━━━━━ DATA SUPPLIED ━━━━━

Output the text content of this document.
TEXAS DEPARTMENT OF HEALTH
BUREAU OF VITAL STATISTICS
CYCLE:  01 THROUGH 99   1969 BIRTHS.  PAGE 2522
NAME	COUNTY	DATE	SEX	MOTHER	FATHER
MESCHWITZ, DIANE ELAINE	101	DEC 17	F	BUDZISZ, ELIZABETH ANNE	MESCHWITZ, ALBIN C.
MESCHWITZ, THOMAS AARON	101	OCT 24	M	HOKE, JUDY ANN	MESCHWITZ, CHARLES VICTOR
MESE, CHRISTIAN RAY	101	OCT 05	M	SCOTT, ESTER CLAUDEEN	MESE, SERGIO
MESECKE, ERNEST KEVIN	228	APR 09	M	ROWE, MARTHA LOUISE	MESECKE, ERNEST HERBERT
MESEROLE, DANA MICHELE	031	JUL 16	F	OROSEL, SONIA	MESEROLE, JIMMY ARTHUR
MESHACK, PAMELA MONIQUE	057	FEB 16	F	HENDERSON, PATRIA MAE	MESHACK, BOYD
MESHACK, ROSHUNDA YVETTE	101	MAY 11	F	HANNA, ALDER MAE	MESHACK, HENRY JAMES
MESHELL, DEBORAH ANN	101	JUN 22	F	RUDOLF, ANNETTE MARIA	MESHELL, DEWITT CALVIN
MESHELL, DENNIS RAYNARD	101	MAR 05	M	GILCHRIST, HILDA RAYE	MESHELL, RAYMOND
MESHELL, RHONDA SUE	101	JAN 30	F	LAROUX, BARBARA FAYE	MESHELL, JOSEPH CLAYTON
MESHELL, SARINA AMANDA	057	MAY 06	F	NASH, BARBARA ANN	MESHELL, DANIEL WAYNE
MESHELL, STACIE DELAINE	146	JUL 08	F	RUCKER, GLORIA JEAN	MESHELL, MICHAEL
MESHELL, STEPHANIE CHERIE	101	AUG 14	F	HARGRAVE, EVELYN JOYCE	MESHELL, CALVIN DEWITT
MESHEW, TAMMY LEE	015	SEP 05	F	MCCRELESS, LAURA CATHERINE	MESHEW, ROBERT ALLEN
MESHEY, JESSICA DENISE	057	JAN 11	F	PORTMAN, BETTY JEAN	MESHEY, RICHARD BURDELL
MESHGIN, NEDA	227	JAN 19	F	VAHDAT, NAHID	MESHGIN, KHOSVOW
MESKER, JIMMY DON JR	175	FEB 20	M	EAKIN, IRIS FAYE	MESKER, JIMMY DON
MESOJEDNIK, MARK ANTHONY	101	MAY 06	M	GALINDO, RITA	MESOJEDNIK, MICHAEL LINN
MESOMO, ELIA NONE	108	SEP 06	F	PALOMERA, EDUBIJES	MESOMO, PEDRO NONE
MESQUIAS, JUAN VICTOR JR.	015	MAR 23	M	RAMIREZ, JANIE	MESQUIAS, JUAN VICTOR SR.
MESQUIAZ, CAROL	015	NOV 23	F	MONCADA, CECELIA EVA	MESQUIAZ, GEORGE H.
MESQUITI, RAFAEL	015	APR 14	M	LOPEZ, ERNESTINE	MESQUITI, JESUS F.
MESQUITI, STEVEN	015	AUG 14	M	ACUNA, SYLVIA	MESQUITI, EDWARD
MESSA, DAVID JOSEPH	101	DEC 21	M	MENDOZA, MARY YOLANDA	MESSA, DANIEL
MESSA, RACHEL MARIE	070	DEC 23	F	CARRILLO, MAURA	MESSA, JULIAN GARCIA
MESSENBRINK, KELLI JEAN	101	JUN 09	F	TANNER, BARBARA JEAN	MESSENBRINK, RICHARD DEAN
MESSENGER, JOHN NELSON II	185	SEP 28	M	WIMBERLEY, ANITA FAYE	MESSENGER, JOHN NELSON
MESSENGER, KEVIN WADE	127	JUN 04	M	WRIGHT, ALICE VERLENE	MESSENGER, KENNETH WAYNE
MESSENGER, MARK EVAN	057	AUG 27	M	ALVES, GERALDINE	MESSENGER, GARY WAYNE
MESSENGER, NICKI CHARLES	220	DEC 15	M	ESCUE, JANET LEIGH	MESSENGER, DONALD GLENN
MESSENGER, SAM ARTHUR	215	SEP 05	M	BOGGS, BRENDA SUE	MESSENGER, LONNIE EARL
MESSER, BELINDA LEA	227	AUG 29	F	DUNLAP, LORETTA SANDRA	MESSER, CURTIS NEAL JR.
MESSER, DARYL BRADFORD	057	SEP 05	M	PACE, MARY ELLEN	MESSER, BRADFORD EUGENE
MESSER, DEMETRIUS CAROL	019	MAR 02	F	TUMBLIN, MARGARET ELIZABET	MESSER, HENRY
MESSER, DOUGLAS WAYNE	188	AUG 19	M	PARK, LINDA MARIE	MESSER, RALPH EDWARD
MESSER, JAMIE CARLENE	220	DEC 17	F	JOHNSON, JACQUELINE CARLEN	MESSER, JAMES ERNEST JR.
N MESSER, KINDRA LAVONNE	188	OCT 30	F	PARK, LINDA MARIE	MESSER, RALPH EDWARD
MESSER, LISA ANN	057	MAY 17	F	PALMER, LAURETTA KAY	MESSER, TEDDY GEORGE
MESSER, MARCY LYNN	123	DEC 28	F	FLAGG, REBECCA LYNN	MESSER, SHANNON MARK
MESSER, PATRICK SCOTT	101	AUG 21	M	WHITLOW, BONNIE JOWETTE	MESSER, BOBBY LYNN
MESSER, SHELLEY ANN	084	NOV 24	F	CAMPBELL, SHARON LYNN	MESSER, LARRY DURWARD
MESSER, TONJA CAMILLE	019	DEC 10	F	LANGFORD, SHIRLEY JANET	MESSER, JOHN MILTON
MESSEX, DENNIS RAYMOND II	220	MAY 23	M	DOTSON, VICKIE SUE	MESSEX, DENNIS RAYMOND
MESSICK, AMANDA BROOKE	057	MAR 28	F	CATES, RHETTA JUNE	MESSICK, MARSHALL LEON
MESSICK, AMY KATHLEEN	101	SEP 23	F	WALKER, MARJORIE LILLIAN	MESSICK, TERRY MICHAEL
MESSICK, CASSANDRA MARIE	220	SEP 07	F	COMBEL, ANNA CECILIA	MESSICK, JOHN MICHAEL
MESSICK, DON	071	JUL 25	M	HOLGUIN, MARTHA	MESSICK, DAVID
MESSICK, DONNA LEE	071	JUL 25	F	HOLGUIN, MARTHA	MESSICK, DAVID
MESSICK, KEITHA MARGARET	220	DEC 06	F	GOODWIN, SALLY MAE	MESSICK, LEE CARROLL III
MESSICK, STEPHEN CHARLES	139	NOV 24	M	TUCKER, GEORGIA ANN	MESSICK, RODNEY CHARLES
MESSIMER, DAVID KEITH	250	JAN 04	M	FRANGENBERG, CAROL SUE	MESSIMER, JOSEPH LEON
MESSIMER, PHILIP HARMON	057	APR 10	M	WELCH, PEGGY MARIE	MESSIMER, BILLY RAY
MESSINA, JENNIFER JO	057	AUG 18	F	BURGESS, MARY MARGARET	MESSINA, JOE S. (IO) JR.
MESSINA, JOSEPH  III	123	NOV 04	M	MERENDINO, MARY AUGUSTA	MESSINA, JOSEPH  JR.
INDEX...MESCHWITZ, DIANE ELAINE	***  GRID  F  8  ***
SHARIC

━━━━━

◆ EXERCISE: Take every line above carrying "ARTHUR" and return it.

◆ FINAL RESULT:
MESEROLE, DANA MICHELE	031	JUL 16	F	OROSEL, SONIA	MESEROLE, JIMMY ARTHUR
MESSENGER, SAM ARTHUR	215	SEP 05	M	BOGGS, BRENDA SUE	MESSENGER, LONNIE EARL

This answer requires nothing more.